### What the exercise asks
Find how many lines in the data below include the word "document", then write only that number.
========================
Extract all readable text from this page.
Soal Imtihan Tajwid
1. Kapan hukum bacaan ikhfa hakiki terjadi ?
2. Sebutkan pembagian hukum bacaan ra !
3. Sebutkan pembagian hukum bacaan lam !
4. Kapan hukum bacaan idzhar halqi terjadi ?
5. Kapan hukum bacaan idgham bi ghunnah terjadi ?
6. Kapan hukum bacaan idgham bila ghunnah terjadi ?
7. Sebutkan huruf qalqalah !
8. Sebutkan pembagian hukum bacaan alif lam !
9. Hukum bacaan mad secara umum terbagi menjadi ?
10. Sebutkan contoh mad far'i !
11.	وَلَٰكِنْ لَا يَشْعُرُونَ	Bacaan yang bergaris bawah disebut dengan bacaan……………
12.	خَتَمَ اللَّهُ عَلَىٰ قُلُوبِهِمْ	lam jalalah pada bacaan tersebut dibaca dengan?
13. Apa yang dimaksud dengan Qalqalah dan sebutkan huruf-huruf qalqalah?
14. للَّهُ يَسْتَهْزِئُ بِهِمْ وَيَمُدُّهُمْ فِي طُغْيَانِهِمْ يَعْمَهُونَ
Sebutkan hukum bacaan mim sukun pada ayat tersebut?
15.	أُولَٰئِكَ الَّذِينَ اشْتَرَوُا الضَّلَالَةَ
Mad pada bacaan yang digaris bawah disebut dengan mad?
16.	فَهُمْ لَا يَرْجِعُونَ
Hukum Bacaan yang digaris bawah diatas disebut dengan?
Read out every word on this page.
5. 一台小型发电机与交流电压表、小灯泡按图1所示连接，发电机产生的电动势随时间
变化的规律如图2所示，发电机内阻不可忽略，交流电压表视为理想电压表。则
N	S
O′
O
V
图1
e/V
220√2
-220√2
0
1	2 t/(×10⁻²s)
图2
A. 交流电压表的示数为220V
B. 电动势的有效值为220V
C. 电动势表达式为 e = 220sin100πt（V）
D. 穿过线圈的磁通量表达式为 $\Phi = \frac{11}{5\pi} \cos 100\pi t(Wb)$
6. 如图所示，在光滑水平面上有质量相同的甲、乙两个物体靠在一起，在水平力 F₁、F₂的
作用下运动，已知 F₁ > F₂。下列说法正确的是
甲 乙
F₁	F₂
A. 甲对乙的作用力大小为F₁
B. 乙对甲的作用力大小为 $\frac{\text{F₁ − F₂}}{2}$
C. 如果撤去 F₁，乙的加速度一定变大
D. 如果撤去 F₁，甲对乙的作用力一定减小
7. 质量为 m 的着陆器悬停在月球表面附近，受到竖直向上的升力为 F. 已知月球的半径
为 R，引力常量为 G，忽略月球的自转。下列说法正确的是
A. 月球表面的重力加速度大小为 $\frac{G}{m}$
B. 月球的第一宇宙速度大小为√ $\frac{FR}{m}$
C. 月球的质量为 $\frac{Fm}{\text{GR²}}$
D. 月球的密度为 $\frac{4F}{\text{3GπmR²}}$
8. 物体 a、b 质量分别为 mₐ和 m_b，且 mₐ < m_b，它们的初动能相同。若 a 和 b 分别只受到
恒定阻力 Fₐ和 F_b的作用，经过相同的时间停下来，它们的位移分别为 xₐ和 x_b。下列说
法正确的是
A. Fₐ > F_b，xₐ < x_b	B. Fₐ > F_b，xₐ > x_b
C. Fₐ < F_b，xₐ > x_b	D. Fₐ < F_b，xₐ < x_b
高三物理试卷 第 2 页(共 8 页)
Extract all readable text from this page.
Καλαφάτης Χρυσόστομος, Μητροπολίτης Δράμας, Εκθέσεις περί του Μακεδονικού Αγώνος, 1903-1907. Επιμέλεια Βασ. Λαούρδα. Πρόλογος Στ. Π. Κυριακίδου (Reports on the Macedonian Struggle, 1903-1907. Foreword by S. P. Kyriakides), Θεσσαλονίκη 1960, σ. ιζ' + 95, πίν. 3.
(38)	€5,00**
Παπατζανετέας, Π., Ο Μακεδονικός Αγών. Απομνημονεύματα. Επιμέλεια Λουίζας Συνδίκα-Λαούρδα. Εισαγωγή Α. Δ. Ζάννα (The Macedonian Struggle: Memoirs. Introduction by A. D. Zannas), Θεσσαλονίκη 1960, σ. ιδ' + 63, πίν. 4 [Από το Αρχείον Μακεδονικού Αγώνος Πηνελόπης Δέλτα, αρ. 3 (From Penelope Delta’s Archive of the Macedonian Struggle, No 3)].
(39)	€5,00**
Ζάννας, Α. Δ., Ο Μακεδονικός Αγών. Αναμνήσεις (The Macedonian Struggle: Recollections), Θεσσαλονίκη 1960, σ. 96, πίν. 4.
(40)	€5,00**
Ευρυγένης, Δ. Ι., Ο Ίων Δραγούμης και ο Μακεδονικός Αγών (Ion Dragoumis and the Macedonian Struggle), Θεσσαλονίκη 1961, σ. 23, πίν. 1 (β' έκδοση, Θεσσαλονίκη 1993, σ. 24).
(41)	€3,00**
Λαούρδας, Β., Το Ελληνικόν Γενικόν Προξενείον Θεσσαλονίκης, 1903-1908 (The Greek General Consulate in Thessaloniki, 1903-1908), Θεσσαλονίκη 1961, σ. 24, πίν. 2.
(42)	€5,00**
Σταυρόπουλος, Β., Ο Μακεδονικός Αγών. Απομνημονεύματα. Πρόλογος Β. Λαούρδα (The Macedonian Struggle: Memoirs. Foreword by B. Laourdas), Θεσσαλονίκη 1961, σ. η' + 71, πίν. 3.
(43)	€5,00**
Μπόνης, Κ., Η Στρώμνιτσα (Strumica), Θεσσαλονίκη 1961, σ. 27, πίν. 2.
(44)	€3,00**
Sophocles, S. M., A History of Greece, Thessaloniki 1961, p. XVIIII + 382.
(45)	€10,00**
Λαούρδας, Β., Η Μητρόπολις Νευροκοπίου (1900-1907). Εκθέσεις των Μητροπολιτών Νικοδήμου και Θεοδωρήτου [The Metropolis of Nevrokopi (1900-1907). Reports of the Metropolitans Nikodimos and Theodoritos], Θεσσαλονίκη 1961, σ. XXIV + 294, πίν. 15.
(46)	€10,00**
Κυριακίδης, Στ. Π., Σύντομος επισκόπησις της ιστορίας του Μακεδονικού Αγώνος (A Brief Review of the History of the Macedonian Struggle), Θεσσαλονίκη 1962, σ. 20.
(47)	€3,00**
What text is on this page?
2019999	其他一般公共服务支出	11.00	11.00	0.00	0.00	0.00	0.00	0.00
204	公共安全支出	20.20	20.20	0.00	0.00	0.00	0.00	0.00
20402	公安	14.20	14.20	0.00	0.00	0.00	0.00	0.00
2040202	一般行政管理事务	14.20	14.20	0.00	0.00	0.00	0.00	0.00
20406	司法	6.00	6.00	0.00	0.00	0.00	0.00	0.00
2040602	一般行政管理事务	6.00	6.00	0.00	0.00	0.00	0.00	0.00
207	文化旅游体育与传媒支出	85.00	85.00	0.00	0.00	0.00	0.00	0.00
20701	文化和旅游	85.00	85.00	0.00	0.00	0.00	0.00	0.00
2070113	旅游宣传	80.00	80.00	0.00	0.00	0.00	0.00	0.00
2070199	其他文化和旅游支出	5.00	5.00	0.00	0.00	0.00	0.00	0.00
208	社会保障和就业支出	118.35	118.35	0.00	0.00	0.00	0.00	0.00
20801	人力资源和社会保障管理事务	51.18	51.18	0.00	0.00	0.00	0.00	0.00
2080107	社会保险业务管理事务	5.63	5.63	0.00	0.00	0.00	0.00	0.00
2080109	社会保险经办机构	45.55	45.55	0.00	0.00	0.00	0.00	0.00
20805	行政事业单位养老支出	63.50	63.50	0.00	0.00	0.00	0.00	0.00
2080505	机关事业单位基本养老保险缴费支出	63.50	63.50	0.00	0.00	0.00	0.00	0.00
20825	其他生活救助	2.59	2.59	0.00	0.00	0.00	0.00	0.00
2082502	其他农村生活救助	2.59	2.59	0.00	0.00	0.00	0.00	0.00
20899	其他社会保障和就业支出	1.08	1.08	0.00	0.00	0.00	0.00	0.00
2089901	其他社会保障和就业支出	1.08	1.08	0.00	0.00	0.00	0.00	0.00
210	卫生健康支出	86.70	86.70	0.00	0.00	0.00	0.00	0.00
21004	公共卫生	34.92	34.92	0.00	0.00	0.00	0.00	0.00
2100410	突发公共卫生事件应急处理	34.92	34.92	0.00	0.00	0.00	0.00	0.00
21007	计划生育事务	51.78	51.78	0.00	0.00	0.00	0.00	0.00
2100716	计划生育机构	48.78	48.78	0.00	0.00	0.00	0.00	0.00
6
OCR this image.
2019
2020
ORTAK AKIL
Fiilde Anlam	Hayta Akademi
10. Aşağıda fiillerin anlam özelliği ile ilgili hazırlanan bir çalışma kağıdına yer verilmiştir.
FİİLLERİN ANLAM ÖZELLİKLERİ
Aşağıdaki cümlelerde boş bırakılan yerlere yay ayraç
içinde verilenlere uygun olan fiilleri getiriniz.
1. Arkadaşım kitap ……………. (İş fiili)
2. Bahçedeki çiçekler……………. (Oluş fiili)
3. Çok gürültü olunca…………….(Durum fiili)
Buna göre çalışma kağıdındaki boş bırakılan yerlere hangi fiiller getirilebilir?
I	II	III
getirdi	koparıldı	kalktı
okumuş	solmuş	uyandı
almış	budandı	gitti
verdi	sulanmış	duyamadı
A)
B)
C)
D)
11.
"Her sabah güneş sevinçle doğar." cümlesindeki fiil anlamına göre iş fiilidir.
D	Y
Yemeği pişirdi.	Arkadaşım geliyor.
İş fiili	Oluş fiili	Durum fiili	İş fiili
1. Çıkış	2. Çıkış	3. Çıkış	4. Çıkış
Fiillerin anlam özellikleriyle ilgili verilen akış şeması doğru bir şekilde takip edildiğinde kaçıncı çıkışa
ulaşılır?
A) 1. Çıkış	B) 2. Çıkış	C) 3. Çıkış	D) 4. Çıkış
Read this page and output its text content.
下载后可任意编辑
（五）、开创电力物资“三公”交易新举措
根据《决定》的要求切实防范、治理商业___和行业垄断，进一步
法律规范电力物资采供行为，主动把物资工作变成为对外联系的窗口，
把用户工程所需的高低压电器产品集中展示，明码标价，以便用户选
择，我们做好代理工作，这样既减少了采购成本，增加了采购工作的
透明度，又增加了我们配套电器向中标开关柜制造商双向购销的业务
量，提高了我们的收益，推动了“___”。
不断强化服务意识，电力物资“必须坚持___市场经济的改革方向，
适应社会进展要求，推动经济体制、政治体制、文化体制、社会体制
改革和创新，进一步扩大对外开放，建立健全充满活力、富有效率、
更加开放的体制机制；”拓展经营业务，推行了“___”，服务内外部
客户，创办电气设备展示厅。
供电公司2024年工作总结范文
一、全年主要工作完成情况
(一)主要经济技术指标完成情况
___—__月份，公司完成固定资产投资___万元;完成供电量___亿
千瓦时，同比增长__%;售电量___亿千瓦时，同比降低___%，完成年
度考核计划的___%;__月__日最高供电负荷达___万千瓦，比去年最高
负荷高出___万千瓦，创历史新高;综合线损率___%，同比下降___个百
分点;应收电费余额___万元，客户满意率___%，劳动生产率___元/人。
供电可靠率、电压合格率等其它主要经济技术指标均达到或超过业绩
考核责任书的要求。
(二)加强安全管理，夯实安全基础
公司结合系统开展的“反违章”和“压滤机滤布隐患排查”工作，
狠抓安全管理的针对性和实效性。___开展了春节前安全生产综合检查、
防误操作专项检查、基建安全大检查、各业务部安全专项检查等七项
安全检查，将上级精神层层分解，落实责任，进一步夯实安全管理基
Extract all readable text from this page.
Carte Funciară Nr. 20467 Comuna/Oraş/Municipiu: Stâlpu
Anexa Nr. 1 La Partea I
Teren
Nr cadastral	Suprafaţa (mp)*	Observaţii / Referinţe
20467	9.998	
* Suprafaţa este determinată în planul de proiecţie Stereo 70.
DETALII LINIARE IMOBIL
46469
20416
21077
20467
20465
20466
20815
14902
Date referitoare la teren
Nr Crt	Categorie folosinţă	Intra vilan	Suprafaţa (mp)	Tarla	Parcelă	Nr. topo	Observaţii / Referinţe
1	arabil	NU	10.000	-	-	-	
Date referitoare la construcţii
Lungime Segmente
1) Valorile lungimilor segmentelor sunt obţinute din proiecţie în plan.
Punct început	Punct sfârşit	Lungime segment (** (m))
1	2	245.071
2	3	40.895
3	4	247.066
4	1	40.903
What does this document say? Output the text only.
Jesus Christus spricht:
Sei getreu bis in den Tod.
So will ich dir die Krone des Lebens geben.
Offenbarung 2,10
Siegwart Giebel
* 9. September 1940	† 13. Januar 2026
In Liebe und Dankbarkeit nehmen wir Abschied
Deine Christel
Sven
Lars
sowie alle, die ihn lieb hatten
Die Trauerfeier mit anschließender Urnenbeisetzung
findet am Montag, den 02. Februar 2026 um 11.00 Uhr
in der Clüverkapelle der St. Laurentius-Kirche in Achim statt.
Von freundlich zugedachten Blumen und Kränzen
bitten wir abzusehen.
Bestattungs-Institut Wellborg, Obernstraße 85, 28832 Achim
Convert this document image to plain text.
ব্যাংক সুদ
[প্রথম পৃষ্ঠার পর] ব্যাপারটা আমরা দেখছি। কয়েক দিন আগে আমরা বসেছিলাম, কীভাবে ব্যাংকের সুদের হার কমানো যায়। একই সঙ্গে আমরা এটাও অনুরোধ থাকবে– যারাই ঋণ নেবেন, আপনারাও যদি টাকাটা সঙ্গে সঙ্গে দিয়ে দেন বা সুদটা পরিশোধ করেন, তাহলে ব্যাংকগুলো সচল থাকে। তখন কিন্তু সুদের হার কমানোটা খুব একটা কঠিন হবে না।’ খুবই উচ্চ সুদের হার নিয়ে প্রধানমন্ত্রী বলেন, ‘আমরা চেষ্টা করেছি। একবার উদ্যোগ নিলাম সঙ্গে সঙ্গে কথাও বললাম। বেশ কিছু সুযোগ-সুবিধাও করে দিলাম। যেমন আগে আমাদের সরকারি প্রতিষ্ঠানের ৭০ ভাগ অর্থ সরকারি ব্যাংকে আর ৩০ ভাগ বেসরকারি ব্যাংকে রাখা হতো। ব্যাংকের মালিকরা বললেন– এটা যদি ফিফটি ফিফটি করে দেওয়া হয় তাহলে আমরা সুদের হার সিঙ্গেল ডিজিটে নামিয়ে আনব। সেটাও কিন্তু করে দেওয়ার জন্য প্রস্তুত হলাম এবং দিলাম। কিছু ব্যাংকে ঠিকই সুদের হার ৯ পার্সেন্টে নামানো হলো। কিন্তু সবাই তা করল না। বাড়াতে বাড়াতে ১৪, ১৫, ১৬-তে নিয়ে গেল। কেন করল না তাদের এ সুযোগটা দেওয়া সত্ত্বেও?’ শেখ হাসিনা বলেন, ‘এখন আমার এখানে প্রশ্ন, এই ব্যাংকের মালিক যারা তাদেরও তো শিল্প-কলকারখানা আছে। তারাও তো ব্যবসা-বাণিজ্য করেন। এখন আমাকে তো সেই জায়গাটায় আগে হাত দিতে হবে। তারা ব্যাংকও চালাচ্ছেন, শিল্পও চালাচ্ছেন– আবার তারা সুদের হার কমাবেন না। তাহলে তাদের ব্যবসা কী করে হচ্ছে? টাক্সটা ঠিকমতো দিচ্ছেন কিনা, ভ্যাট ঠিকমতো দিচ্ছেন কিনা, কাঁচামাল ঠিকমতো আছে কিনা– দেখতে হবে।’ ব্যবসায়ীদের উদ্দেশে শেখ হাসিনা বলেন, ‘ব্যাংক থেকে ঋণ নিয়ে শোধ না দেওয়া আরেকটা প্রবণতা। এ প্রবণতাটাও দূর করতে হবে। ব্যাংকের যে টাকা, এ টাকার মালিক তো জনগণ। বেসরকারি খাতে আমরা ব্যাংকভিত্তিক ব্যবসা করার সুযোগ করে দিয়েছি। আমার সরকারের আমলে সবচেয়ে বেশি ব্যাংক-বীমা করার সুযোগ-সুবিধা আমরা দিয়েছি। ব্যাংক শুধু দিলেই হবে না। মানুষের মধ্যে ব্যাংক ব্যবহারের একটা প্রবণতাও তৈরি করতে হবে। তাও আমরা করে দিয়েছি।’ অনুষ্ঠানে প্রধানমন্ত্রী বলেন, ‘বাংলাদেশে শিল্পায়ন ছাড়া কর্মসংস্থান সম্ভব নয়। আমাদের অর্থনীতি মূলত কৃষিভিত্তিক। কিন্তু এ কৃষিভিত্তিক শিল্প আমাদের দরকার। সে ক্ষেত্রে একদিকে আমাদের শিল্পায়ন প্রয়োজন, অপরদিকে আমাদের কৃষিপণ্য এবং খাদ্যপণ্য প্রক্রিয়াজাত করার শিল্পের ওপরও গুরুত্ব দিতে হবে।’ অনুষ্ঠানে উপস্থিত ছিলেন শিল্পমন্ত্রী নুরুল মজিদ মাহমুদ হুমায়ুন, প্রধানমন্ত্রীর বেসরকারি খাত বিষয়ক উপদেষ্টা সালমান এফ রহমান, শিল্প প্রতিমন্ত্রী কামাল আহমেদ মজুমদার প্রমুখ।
========================
### Complete output
2